Trecho do texto
━━━━━━━━━━━━━━━━

No mesmo relato, Dilva Frasão menciona um pouco da história primitiva dos franciscanos quando enfatiza que: “Em 1220, Francisco de Assis voltou para a Itália e encontrou uma cisão no movimento (franciscano). Alguns discípulos, pressionados por Ugolino, preconizaram uma reforma com novas 'regras', menos severas quanto ao voto de pobreza.

Em 1221, Assis apresentou um texto com a nova 'Regra' para a ordem: 'Observar o Santo Evangelho, viver da obediência, da castidade e não possuir absolutamente nada e só dividir a pobreza’.

O texto foi recusado pelo cardeal Ugolino. Em 1223, o texto foi retocado e finalmente aceito pelo Papa Honório III. Naquela ocasião, os franciscanos perderam muitos dos traços que os distinguiam originariamente.

Um fato curioso foi a inspiração que Francisco de Assis exercia em relação à sua amiga Clara, depois também canonizada como Santa Clara. Ambos devotaram suas vidas aos pobres e excluídos. Costuma-se dizer que São Francisco de Assis foi o mentor ou "pai espiritual" de Santa Clara de Assis.

Quase oito séculos depois de sua morte e canonização, São Francisco de Assis também inspirou o cardeal Jorge Mário Bergoglio que, ao ser eleito Papa, em 13 de março de 2013, escolheu o nome de Francisco, tendo como motivação a vida piedosa, voto de pobreza, defensor dos pobres, dos animais e da ecologia integral.

━━━━━━━━━━━━━━━━

Linhas mostradas
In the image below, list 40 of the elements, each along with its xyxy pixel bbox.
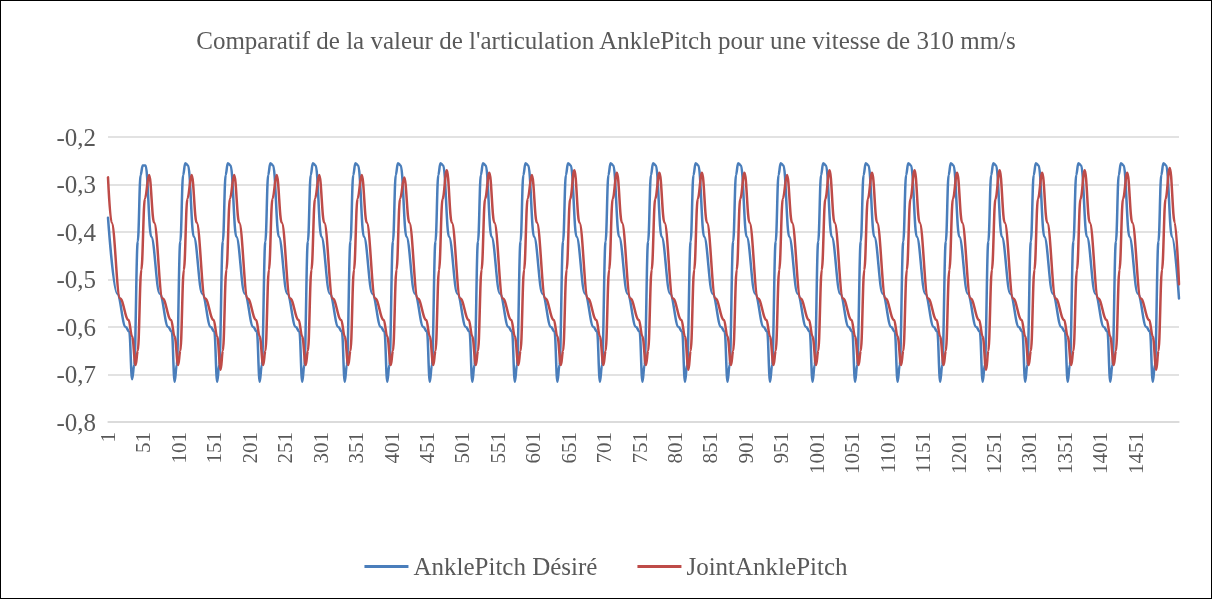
x-tick-label: 301 — [308, 432, 333, 464]
y-tick-label: -0,4 — [56, 218, 97, 246]
legend-label: JointAnklePitch — [686, 553, 849, 580]
y-tick-label: -0,3 — [56, 171, 96, 198]
x-tick-label: 401 — [379, 432, 404, 464]
x-tick-label: 851 — [698, 432, 723, 464]
x-tick-label: 201 — [237, 432, 262, 464]
x-tick-label: 1151 — [911, 432, 936, 474]
x-tick-label: 901 — [733, 432, 758, 464]
x-tick-label: 951 — [769, 432, 794, 464]
y-tick-label: -0,8 — [56, 408, 96, 436]
x-tick-label: 701 — [592, 432, 617, 464]
legend-label: AnklePitch Désiré — [413, 553, 598, 580]
x-tick-label: 51 — [131, 432, 156, 453]
y-tick-label: -0,6 — [56, 313, 96, 341]
x-tick-label: 1051 — [840, 432, 865, 474]
y-tick-label: -0,2 — [56, 123, 96, 151]
x-tick-label: 1201 — [946, 432, 971, 474]
x-tick-label: 101 — [166, 432, 191, 464]
x-tick-label: 551 — [485, 432, 510, 464]
y-tick-label: -0,5 — [56, 266, 96, 293]
y-tick-label: -0,7 — [56, 361, 96, 388]
x-tick-label: 1251 — [982, 432, 1006, 474]
x-tick-label: 601 — [521, 432, 546, 464]
x-tick-label: 1 — [96, 432, 120, 443]
x-tick-label: 1351 — [1052, 432, 1077, 474]
chart-title: Comparatif de la valeur de l'articulation AnklePitch pour une vitesse de 310 mm/s — [196, 26, 1016, 54]
x-tick-label: 801 — [663, 432, 688, 464]
x-tick-label: 251 — [273, 432, 298, 464]
x-tick-label: 451 — [414, 432, 439, 464]
x-tick-label: 1301 — [1017, 432, 1042, 474]
x-tick-label: 351 — [344, 432, 369, 464]
x-tick-label: 151 — [202, 432, 227, 464]
x-tick-label: 1451 — [1123, 432, 1148, 474]
x-tick-label: 1001 — [804, 432, 829, 474]
x-tick-label: 1401 — [1088, 432, 1113, 474]
x-tick-label: 651 — [556, 432, 581, 464]
x-tick-label: 501 — [450, 432, 475, 464]
x-tick-label: 1101 — [875, 432, 900, 474]
x-tick-label: 751 — [627, 432, 652, 464]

━━━━━━━━━━━━━━━━

Tarefa A
Segundo o trecho sobre os franciscanos, em que ano o texto da nova Regra foi aceito pelo Papa Honório III?
Tarefa B
Diga se cada frase concorda com o trecho sobre os franciscanos: (i) o texto apresentado em 1221 foi recusado pelo cardeal Ugolino; (ii) Francisco de Assis voltou para a Itália em 1223; (iii) Clara também foi canonizada mais tarde. Responda sim ou não a cada uma, citando as palavras do trecho que decidem.
Tarefa C
Leve adiante o trecho sobre os franciscanos, começando logo depois da última frase.
As linhas não têm nenhum papel aqui.

Resposta A
Em 1223.

Resposta B
(i) Sim: "O texto foi recusado pelo cardeal Ugolino."
(ii) Não: "Em 1220, Francisco de Assis voltou para a Itália e encontrou uma cisão no movimento (franciscano)."
(iii) Sim: "depois também canonizada como Santa Clara"

Resposta C
Inspirando-se em São Francisco de Assis, o Papa Francisco tornou-se um novo profeta da ecologia do século XXI, ao publicar a Encíclica Laudato Si e as Exortações Querida Amazônia e Laudate Deum; ao criar o Dia Mundial dos Pobres, instituído pela Carta Apostólica Misericordia et Misera, publicada em 20 de novembro de 2016, ao fim do Jubileu Extraordinário da Misericórdia e celebrado no 33º Domingo do Tempo Comum de cada ano (neste ano em 16 de novembro de 2025), com o objetivo de motivar a Igreja Católica e demais igrejas cristãs e as sociedades no mundo inteiro a reconhecerem que o amor de Cristo pelos pobres é algo fundamental para construirmos um mundo melhor.

Outra proposta do Papa Francisco, inspirada em São Francisco de Assis, é a substituição dos paradigmas que sustentam a economia da morte, característica dos atuais sistemas econômicos que não respeitam nem a natureza, nem os direitos dos trabalhadores, dos consumidores e nem das futuras gerações, por novos paradigmas que sejam os alicerces de uma economia da vida, da agroecologia e da economia solidária e circular, a chamada Economia de Francisco e Clara, em alusão a São Francisco de Assis e Santa Clara de Assis.

Estamos nos aproximando do término do Tempo da Criação e também do dia dos animais, dia da natureza e também dia de São Francisco de Assis, em 4 de outubro próximo, razão mais do que suficiente para celebrarmos também a figura deste Santo dos pobres, dos animais, padroeiro da Ecologia Integral e profeta de uma Igreja em saída, missionária, samaritana e sinodal.

Nesses tempos tão difíceis em que o mundo está vivendo, em meio a tantas guerras, genocídio, violência, ódio, fome, pobreza, degradação ambiental, crise climática e tantos outros males, qual seria a mensagem, por palavras e ações, que nos daria o jovem Francisco de Assis? Certamente, um mundo de paz, com justiça, equidade, solidariedade, sustentabilidade e muito amor aos nossos próximos, principalmente aos pobres!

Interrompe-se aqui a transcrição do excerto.